++++ DATASET CONTENT ++++

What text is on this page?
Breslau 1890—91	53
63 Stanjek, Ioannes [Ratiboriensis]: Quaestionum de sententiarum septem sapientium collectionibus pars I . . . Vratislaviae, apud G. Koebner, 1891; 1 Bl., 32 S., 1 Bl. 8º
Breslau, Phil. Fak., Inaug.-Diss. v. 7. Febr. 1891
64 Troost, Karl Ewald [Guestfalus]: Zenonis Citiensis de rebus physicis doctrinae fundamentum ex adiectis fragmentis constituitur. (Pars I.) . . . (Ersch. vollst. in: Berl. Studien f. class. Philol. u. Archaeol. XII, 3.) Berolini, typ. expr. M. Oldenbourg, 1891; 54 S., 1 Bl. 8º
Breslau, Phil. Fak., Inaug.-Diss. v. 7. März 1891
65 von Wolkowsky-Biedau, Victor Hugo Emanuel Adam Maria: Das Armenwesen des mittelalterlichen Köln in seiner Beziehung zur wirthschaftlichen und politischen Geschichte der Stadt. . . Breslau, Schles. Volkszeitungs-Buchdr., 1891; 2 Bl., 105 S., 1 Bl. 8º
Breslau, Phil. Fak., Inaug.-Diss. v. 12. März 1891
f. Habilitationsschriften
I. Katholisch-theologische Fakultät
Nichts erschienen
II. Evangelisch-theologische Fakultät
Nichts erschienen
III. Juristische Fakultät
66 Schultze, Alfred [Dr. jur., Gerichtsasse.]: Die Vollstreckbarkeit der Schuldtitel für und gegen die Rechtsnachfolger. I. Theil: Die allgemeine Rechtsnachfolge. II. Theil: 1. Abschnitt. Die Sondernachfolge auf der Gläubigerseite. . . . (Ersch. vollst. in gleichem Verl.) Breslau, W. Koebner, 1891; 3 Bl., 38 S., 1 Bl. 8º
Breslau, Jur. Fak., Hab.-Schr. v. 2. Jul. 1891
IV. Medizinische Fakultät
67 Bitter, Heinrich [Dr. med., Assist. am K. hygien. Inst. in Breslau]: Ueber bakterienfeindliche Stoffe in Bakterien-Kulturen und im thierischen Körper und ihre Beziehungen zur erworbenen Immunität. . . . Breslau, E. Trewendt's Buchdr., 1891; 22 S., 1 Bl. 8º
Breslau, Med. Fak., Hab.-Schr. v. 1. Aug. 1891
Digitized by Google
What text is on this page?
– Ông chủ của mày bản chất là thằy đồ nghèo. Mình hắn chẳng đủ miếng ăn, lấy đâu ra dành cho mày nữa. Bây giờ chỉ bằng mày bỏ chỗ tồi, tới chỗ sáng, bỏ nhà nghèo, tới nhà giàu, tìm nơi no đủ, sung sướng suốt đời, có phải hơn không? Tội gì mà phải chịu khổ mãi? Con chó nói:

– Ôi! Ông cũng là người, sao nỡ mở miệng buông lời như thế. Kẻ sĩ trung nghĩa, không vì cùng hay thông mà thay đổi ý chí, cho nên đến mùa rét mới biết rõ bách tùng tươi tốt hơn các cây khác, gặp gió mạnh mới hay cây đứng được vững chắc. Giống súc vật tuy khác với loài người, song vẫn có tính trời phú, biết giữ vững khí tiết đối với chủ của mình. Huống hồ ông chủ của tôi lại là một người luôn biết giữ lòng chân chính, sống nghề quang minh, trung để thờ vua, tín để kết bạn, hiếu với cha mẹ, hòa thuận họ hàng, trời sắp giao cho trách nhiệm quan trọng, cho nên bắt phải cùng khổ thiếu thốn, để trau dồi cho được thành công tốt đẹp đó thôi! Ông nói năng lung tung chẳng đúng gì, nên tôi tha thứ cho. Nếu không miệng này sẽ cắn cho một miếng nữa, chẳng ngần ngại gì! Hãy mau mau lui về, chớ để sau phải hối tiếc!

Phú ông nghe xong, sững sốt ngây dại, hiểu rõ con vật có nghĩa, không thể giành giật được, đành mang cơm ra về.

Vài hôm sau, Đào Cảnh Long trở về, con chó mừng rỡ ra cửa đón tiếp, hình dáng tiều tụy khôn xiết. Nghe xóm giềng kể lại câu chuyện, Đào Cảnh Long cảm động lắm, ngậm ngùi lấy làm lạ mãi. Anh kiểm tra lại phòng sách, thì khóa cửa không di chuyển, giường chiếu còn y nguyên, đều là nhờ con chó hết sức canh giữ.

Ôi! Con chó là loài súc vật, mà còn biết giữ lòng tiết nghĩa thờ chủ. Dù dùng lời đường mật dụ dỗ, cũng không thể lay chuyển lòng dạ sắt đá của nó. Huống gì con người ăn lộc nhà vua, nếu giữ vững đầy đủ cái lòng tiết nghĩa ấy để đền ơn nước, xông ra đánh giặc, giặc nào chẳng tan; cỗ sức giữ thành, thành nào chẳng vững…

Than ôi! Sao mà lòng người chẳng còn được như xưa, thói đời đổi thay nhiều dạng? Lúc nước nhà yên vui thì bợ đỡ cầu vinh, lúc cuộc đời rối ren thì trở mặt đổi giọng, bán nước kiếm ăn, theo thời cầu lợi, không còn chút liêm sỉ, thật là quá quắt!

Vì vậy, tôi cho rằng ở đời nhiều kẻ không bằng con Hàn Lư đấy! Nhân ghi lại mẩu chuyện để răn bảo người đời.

++++

EXERCISE REQUIREMENTS:
Write out the whole listing again, exactly as it stands.

SOLUTION FOR THIS EXERCISE:
What text is on this page?
Breslau 1890—91	53
63 Stanjek, Ioannes [Ratiboriensis]: Quaestionum de sententiarum septem sapientium collectionibus pars I . . . Vratislaviae, apud G. Koebner, 1891; 1 Bl., 32 S., 1 Bl. 8º
Breslau, Phil. Fak., Inaug.-Diss. v. 7. Febr. 1891
64 Troost, Karl Ewald [Guestfalus]: Zenonis Citiensis de rebus physicis doctrinae fundamentum ex adiectis fragmentis constituitur. (Pars I.) . . . (Ersch. vollst. in: Berl. Studien f. class. Philol. u. Archaeol. XII, 3.) Berolini, typ. expr. M. Oldenbourg, 1891; 54 S., 1 Bl. 8º
Breslau, Phil. Fak., Inaug.-Diss. v. 7. März 1891
65 von Wolkowsky-Biedau, Victor Hugo Emanuel Adam Maria: Das Armenwesen des mittelalterlichen Köln in seiner Beziehung zur wirthschaftlichen und politischen Geschichte der Stadt. . . Breslau, Schles. Volkszeitungs-Buchdr., 1891; 2 Bl., 105 S., 1 Bl. 8º
Breslau, Phil. Fak., Inaug.-Diss. v. 12. März 1891
f. Habilitationsschriften
I. Katholisch-theologische Fakultät
Nichts erschienen
II. Evangelisch-theologische Fakultät
Nichts erschienen
III. Juristische Fakultät
66 Schultze, Alfred [Dr. jur., Gerichtsasse.]: Die Vollstreckbarkeit der Schuldtitel für und gegen die Rechtsnachfolger. I. Theil: Die allgemeine Rechtsnachfolge. II. Theil: 1. Abschnitt. Die Sondernachfolge auf der Gläubigerseite. . . . (Ersch. vollst. in gleichem Verl.) Breslau, W. Koebner, 1891; 3 Bl., 38 S., 1 Bl. 8º
Breslau, Jur. Fak., Hab.-Schr. v. 2. Jul. 1891
IV. Medizinische Fakultät
67 Bitter, Heinrich [Dr. med., Assist. am K. hygien. Inst. in Breslau]: Ueber bakterienfeindliche Stoffe in Bakterien-Kulturen und im thierischen Körper und ihre Beziehungen zur erworbenen Immunität. . . . Breslau, E. Trewendt's Buchdr., 1891; 22 S., 1 Bl. 8º
Breslau, Med. Fak., Hab.-Schr. v. 1. Aug. 1891
Digitized by Google
What text is on this page?
– Ông chủ của mày bản chất là thằy đồ nghèo. Mình hắn chẳng đủ miếng ăn, lấy đâu ra dành cho mày nữa. Bây giờ chỉ bằng mày bỏ chỗ tồi, tới chỗ sáng, bỏ nhà nghèo, tới nhà giàu, tìm nơi no đủ, sung sướng suốt đời, có phải hơn không? Tội gì mà phải chịu khổ mãi? Con chó nói:

– Ôi! Ông cũng là người, sao nỡ mở miệng buông lời như thế. Kẻ sĩ trung nghĩa, không vì cùng hay thông mà thay đổi ý chí, cho nên đến mùa rét mới biết rõ bách tùng tươi tốt hơn các cây khác, gặp gió mạnh mới hay cây đứng được vững chắc. Giống súc vật tuy khác với loài người, song vẫn có tính trời phú, biết giữ vững khí tiết đối với chủ của mình. Huống hồ ông chủ của tôi lại là một người luôn biết giữ lòng chân chính, sống nghề quang minh, trung để thờ vua, tín để kết bạn, hiếu với cha mẹ, hòa thuận họ hàng, trời sắp giao cho trách nhiệm quan trọng, cho nên bắt phải cùng khổ thiếu thốn, để trau dồi cho được thành công tốt đẹp đó thôi! Ông nói năng lung tung chẳng đúng gì, nên tôi tha thứ cho. Nếu không miệng này sẽ cắn cho một miếng nữa, chẳng ngần ngại gì! Hãy mau mau lui về, chớ để sau phải hối tiếc!

Phú ông nghe xong, sững sốt ngây dại, hiểu rõ con vật có nghĩa, không thể giành giật được, đành mang cơm ra về.

Vài hôm sau, Đào Cảnh Long trở về, con chó mừng rỡ ra cửa đón tiếp, hình dáng tiều tụy khôn xiết. Nghe xóm giềng kể lại câu chuyện, Đào Cảnh Long cảm động lắm, ngậm ngùi lấy làm lạ mãi. Anh kiểm tra lại phòng sách, thì khóa cửa không di chuyển, giường chiếu còn y nguyên, đều là nhờ con chó hết sức canh giữ.

Ôi! Con chó là loài súc vật, mà còn biết giữ lòng tiết nghĩa thờ chủ. Dù dùng lời đường mật dụ dỗ, cũng không thể lay chuyển lòng dạ sắt đá của nó. Huống gì con người ăn lộc nhà vua, nếu giữ vững đầy đủ cái lòng tiết nghĩa ấy để đền ơn nước, xông ra đánh giặc, giặc nào chẳng tan; cỗ sức giữ thành, thành nào chẳng vững…

Than ôi! Sao mà lòng người chẳng còn được như xưa, thói đời đổi thay nhiều dạng? Lúc nước nhà yên vui thì bợ đỡ cầu vinh, lúc cuộc đời rối ren thì trở mặt đổi giọng, bán nước kiếm ăn, theo thời cầu lợi, không còn chút liêm sỉ, thật là quá quắt!

Vì vậy, tôi cho rằng ở đời nhiều kẻ không bằng con Hàn Lư đấy! Nhân ghi lại mẩu chuyện để răn bảo người đời.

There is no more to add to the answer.